Instructions to follow:
Render every entry verbatim.

Dataset entries:
______________________________

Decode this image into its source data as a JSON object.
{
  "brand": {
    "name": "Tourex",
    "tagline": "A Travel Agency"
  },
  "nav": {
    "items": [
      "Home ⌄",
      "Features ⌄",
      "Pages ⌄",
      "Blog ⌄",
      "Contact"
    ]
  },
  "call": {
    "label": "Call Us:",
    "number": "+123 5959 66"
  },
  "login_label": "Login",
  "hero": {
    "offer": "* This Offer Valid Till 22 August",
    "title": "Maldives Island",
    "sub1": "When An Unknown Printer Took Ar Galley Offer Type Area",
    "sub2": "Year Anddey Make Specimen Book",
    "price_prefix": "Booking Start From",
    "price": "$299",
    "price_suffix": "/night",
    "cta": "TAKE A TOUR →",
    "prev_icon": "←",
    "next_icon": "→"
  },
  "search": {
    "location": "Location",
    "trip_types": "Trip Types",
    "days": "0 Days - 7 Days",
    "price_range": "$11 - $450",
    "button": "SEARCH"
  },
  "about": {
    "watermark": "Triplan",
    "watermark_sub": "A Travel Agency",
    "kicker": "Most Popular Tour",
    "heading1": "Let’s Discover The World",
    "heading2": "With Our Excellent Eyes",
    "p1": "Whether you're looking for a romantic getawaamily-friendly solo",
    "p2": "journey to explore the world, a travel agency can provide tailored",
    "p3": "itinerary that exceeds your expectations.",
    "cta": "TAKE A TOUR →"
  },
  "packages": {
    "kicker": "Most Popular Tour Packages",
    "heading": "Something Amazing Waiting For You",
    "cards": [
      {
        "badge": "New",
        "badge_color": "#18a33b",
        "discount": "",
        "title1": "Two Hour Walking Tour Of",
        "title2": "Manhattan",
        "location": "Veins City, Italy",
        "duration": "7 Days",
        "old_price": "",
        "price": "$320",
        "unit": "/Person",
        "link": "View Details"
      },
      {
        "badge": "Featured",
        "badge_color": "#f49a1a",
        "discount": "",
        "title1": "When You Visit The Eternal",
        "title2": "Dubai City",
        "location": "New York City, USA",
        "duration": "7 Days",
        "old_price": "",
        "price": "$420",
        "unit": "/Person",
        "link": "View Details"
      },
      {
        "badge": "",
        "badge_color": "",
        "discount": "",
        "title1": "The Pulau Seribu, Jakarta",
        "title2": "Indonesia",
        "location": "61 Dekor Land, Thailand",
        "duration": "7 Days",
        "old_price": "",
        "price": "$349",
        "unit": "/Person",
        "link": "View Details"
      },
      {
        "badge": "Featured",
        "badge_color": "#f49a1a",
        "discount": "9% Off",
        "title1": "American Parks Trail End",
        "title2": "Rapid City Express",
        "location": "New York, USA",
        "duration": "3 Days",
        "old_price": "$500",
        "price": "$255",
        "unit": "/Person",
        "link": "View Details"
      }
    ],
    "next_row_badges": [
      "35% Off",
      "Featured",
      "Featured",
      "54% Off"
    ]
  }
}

______________________________

Full answer:
Decode this image into its source data as a JSON object.
{
  "brand": {
    "name": "Tourex",
    "tagline": "A Travel Agency"
  },
  "nav": {
    "items": [
      "Home ⌄",
      "Features ⌄",
      "Pages ⌄",
      "Blog ⌄",
      "Contact"
    ]
  },
  "call": {
    "label": "Call Us:",
    "number": "+123 5959 66"
  },
  "login_label": "Login",
  "hero": {
    "offer": "* This Offer Valid Till 22 August",
    "title": "Maldives Island",
    "sub1": "When An Unknown Printer Took Ar Galley Offer Type Area",
    "sub2": "Year Anddey Make Specimen Book",
    "price_prefix": "Booking Start From",
    "price": "$299",
    "price_suffix": "/night",
    "cta": "TAKE A TOUR →",
    "prev_icon": "←",
    "next_icon": "→"
  },
  "search": {
    "location": "Location",
    "trip_types": "Trip Types",
    "days": "0 Days - 7 Days",
    "price_range": "$11 - $450",
    "button": "SEARCH"
  },
  "about": {
    "watermark": "Triplan",
    "watermark_sub": "A Travel Agency",
    "kicker": "Most Popular Tour",
    "heading1": "Let’s Discover The World",
    "heading2": "With Our Excellent Eyes",
    "p1": "Whether you're looking for a romantic getawaamily-friendly solo",
    "p2": "journey to explore the world, a travel agency can provide tailored",
    "p3": "itinerary that exceeds your expectations.",
    "cta": "TAKE A TOUR →"
  },
  "packages": {
    "kicker": "Most Popular Tour Packages",
    "heading": "Something Amazing Waiting For You",
    "cards": [
      {
        "badge": "New",
        "badge_color": "#18a33b",
        "discount": "",
        "title1": "Two Hour Walking Tour Of",
        "title2": "Manhattan",
        "location": "Veins City, Italy",
        "duration": "7 Days",
        "old_price": "",
        "price": "$320",
        "unit": "/Person",
        "link": "View Details"
      },
      {
        "badge": "Featured",
        "badge_color": "#f49a1a",
        "discount": "",
        "title1": "When You Visit The Eternal",
        "title2": "Dubai City",
        "location": "New York City, USA",
        "duration": "7 Days",
        "old_price": "",
        "price": "$420",
        "unit": "/Person",
        "link": "View Details"
      },
      {
        "badge": "",
        "badge_color": "",
        "discount": "",
        "title1": "The Pulau Seribu, Jakarta",
        "title2": "Indonesia",
        "location": "61 Dekor Land, Thailand",
        "duration": "7 Days",
        "old_price": "",
        "price": "$349",
        "unit": "/Person",
        "link": "View Details"
      },
      {
        "badge": "Featured",
        "badge_color": "#f49a1a",
        "discount": "9% Off",
        "title1": "American Parks Trail End",
        "title2": "Rapid City Express",
        "location": "New York, USA",
        "duration": "3 Days",
        "old_price": "$500",
        "price": "$255",
        "unit": "/Person",
        "link": "View Details"
      }
    ],
    "next_row_badges": [
      "35% Off",
      "Featured",
      "Featured",
      "54% Off"
    ]
  }
}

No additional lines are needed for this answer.